*Aim of the task:* From the entries that follow, pick out all lines holding "Buscar".

* start Entries *

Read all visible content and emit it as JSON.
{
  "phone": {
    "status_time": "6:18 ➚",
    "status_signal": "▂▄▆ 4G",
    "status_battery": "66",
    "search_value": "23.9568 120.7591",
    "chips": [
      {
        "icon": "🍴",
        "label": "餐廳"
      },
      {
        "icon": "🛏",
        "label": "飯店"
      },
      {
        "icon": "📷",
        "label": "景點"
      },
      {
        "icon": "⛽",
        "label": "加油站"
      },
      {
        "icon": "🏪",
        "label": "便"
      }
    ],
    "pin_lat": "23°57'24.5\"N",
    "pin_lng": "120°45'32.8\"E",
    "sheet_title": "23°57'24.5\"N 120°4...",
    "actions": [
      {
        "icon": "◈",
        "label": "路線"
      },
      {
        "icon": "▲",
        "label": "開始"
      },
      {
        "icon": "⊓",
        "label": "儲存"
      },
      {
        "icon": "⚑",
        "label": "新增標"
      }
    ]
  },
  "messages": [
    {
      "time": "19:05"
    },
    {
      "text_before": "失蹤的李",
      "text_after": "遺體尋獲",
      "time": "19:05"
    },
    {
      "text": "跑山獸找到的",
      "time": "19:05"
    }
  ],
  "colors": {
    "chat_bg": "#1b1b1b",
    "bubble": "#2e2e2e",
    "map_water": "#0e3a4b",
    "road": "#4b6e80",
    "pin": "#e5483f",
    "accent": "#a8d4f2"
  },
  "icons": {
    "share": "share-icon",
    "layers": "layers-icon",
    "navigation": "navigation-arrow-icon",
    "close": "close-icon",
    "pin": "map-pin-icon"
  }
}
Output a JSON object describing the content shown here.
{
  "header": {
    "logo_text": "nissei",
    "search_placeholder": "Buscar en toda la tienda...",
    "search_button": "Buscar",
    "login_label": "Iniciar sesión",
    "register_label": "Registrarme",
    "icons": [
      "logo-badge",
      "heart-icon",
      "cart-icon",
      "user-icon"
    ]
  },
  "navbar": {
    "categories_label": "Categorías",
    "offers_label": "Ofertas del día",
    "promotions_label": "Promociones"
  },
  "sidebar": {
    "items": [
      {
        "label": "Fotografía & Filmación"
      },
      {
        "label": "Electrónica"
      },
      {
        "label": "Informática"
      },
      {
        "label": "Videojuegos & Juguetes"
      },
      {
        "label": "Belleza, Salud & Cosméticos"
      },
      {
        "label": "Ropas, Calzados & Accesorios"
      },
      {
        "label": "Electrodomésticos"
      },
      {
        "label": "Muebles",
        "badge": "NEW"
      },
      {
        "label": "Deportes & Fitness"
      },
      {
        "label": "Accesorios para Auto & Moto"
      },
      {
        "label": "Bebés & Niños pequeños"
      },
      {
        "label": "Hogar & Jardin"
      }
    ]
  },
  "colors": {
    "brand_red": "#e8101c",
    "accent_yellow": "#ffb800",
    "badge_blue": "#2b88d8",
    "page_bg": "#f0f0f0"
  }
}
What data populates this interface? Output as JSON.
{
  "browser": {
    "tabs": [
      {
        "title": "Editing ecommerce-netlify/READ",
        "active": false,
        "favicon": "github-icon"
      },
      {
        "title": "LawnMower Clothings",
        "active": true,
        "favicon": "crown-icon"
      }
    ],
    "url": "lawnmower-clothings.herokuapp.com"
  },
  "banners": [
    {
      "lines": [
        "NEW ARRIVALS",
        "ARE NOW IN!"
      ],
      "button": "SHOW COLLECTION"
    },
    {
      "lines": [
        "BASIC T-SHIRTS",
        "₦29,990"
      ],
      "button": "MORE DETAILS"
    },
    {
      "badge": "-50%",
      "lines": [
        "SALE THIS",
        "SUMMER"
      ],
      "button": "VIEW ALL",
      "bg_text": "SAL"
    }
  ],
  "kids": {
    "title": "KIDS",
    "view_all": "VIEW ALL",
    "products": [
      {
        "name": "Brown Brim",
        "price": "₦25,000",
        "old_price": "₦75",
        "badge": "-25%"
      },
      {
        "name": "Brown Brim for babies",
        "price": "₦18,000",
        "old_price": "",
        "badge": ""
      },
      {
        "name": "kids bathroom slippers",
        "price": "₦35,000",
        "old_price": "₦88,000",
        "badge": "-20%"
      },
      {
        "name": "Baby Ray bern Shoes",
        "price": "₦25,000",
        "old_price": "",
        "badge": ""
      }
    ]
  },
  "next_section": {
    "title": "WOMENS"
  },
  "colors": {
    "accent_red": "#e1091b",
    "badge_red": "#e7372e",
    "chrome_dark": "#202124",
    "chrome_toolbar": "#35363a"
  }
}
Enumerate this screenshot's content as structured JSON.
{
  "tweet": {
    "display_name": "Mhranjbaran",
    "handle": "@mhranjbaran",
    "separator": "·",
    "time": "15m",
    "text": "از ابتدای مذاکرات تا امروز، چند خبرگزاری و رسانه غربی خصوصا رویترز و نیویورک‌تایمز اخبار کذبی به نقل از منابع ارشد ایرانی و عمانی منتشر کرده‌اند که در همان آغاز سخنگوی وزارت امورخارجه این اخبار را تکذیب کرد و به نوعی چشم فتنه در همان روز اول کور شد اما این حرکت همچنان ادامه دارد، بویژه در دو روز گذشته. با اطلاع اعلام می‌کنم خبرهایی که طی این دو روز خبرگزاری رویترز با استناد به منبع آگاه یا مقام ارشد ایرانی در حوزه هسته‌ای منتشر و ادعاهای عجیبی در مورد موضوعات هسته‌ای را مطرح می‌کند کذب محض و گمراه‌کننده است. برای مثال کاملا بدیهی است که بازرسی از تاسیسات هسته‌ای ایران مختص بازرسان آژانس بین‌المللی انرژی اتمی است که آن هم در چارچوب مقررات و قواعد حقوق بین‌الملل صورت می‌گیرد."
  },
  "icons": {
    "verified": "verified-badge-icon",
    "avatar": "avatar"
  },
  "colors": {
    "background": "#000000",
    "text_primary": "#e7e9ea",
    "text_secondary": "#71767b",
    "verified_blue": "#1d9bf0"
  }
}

* end Entries *

*Solution to this problem:*
    "search_placeholder": "Buscar en toda la tienda...",
    "search_button": "Buscar",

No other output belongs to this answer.